%%

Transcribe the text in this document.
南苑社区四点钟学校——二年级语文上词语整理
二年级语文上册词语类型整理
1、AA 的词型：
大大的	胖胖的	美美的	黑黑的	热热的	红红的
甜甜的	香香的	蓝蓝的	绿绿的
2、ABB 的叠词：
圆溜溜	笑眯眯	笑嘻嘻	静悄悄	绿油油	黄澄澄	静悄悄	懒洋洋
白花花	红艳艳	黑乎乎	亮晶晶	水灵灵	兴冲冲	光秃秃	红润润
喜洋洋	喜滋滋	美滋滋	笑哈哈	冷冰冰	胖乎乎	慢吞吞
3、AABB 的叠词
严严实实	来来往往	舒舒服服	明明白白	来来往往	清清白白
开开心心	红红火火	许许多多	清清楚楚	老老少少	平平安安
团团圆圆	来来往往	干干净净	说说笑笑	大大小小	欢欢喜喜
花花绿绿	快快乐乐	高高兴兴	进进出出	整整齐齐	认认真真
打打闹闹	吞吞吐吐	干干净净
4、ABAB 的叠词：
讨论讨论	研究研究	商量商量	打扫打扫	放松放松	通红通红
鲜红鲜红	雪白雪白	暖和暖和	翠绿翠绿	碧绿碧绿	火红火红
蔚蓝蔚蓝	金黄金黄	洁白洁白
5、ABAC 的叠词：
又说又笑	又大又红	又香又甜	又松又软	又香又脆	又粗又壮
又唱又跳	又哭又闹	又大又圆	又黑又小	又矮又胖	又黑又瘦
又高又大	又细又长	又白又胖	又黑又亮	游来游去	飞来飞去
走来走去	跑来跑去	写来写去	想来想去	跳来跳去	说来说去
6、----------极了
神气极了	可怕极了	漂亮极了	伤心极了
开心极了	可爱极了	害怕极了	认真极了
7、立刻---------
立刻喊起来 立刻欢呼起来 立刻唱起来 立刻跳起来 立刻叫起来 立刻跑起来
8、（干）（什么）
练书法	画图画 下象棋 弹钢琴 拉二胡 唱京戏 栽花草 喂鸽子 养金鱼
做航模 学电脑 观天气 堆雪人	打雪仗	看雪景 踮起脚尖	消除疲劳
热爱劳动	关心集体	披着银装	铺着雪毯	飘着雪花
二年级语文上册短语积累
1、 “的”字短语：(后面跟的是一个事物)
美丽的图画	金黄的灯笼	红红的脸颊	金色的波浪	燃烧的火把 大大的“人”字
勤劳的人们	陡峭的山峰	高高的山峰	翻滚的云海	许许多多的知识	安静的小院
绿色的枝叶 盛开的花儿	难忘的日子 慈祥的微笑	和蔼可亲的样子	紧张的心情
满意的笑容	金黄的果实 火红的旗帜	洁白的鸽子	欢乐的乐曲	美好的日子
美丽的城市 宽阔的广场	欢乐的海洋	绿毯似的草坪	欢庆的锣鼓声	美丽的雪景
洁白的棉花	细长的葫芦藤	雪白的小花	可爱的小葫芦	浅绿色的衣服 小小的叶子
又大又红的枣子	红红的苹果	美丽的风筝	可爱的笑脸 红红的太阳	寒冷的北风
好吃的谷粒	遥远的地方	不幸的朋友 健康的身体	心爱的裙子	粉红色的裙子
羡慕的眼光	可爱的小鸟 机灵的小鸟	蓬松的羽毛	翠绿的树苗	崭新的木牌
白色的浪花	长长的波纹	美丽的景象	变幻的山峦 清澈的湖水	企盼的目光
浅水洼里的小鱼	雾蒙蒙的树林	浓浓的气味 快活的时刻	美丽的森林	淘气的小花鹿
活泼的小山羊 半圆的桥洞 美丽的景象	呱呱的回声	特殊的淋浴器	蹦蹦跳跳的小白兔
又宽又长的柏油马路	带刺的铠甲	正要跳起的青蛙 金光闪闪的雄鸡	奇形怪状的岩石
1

%%

Sift through the entries and copy every line with "干干净净".

团团圆圆	来来往往	干干净净	说说笑笑	大大小小	欢欢喜喜
打打闹闹	吞吞吐吐	干干净净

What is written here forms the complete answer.